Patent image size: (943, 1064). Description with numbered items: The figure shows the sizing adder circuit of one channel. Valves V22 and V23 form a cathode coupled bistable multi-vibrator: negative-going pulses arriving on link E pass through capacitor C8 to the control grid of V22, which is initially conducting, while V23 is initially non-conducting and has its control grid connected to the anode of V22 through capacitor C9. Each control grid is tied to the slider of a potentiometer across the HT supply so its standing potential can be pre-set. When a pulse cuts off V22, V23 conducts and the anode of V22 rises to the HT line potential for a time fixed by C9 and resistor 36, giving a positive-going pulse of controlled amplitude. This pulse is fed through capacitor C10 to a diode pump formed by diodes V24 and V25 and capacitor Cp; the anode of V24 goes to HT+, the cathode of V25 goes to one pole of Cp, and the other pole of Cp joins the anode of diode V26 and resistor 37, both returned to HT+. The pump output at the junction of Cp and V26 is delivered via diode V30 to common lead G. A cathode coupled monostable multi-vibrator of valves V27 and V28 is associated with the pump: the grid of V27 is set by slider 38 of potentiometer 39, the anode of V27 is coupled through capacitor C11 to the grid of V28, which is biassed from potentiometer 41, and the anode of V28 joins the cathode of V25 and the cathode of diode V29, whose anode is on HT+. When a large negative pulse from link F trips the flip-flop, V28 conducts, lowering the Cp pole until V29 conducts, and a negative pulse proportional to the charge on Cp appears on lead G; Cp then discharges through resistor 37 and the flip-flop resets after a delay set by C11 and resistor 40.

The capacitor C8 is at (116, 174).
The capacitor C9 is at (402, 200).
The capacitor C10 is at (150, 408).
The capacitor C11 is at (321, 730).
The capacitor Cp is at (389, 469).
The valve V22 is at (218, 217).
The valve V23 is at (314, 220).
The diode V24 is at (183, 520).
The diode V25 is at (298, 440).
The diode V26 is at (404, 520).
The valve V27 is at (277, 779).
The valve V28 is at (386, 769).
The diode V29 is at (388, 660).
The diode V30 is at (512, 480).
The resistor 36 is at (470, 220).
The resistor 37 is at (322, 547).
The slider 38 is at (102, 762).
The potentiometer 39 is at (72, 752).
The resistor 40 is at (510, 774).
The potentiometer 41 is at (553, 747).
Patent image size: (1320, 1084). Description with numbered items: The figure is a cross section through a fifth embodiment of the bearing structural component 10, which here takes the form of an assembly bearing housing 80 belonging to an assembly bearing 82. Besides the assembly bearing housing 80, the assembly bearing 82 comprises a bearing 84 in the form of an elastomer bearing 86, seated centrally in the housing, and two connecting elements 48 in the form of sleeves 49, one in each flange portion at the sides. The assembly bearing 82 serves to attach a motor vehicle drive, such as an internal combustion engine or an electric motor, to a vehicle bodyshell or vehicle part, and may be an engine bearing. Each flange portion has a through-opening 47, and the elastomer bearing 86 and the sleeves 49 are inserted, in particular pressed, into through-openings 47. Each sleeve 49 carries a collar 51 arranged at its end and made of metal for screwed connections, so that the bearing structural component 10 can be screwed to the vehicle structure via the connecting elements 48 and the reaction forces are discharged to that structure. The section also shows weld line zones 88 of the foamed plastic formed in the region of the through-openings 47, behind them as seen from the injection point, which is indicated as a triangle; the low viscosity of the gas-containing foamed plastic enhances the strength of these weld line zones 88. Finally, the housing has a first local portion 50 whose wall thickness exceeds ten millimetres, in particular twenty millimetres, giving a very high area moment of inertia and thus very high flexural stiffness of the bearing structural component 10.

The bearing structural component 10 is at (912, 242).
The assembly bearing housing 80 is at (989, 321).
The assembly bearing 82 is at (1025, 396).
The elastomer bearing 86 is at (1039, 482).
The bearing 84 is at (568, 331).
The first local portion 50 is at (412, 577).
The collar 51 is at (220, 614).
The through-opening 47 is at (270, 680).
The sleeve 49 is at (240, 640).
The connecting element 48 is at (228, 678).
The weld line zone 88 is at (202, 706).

= = = = = = =

Convert every line of the data above into a JSON list of strings, with one string per line and blank lines omitted.

[
  "Patent image size: (943, 1064). Description with numbered items: The figure shows the sizing adder circuit of one channel. Valves V22 and V23 form a cathode coupled bistable multi-vibrator: negative-going pulses arriving on link E pass through capacitor C8 to the control grid of V22, which is initially conducting, while V23 is initially non-conducting and has its control grid connected to the anode of V22 through capacitor C9. Each control grid is tied to the slider of a potentiometer across the HT supply so its standing potential can be pre-set. When a pulse cuts off V22, V23 conducts and the anode of V22 rises to the HT line potential for a time fixed by C9 and resistor 36, giving a positive-going pulse of controlled amplitude. This pulse is fed through capacitor C10 to a diode pump formed by diodes V24 and V25 and capacitor Cp; the anode of V24 goes to HT+, the cathode of V25 goes to one pole of Cp, and the other pole of Cp joins the anode of diode V26 and resistor 37, both returned to HT+. The pump output at the junction of Cp and V26 is delivered via diode V30 to common lead G. A cathode coupled monostable multi-vibrator of valves V27 and V28 is associated with the pump: the grid of V27 is set by slider 38 of potentiometer 39, the anode of V27 is coupled through capacitor C11 to the grid of V28, which is biassed from potentiometer 41, and the anode of V28 joins the cathode of V25 and the cathode of diode V29, whose anode is on HT+. When a large negative pulse from link F trips the flip-flop, V28 conducts, lowering the Cp pole until V29 conducts, and a negative pulse proportional to the charge on Cp appears on lead G; Cp then discharges through resistor 37 and the flip-flop resets after a delay set by C11 and resistor 40.",
  "The capacitor C8 is at (116, 174).",
  "The capacitor C9 is at (402, 200).",
  "The capacitor C10 is at (150, 408).",
  "The capacitor C11 is at (321, 730).",
  "The capacitor Cp is at (389, 469).",
  "The valve V22 is at (218, 217).",
  "The valve V23 is at (314, 220).",
  "The diode V24 is at (183, 520).",
  "The diode V25 is at (298, 440).",
  "The diode V26 is at (404, 520).",
  "The valve V27 is at (277, 779).",
  "The valve V28 is at (386, 769).",
  "The diode V29 is at (388, 660).",
  "The diode V30 is at (512, 480).",
  "The resistor 36 is at (470, 220).",
  "The resistor 37 is at (322, 547).",
  "The slider 38 is at (102, 762).",
  "The potentiometer 39 is at (72, 752).",
  "The resistor 40 is at (510, 774).",
  "The potentiometer 41 is at (553, 747).",
  "Patent image size: (1320, 1084). Description with numbered items: The figure is a cross section through a fifth embodiment of the bearing structural component 10, which here takes the form of an assembly bearing housing 80 belonging to an assembly bearing 82. Besides the assembly bearing housing 80, the assembly bearing 82 comprises a bearing 84 in the form of an elastomer bearing 86, seated centrally in the housing, and two connecting elements 48 in the form of sleeves 49, one in each flange portion at the sides. The assembly bearing 82 serves to attach a motor vehicle drive, such as an internal combustion engine or an electric motor, to a vehicle bodyshell or vehicle part, and may be an engine bearing. Each flange portion has a through-opening 47, and the elastomer bearing 86 and the sleeves 49 are inserted, in particular pressed, into through-openings 47. Each sleeve 49 carries a collar 51 arranged at its end and made of metal for screwed connections, so that the bearing structural component 10 can be screwed to the vehicle structure via the connecting elements 48 and the reaction forces are discharged to that structure. The section also shows weld line zones 88 of the foamed plastic formed in the region of the through-openings 47, behind them as seen from the injection point, which is indicated as a triangle; the low viscosity of the gas-containing foamed plastic enhances the strength of these weld line zones 88. Finally, the housing has a first local portion 50 whose wall thickness exceeds ten millimetres, in particular twenty millimetres, giving a very high area moment of inertia and thus very high flexural stiffness of the bearing structural component 10.",
  "The bearing structural component 10 is at (912, 242).",
  "The assembly bearing housing 80 is at (989, 321).",
  "The assembly bearing 82 is at (1025, 396).",
  "The elastomer bearing 86 is at (1039, 482).",
  "The bearing 84 is at (568, 331).",
  "The first local portion 50 is at (412, 577).",
  "The collar 51 is at (220, 614).",
  "The through-opening 47 is at (270, 680).",
  "The sleeve 49 is at (240, 640).",
  "The connecting element 48 is at (228, 678).",
  "The weld line zone 88 is at (202, 706)."
]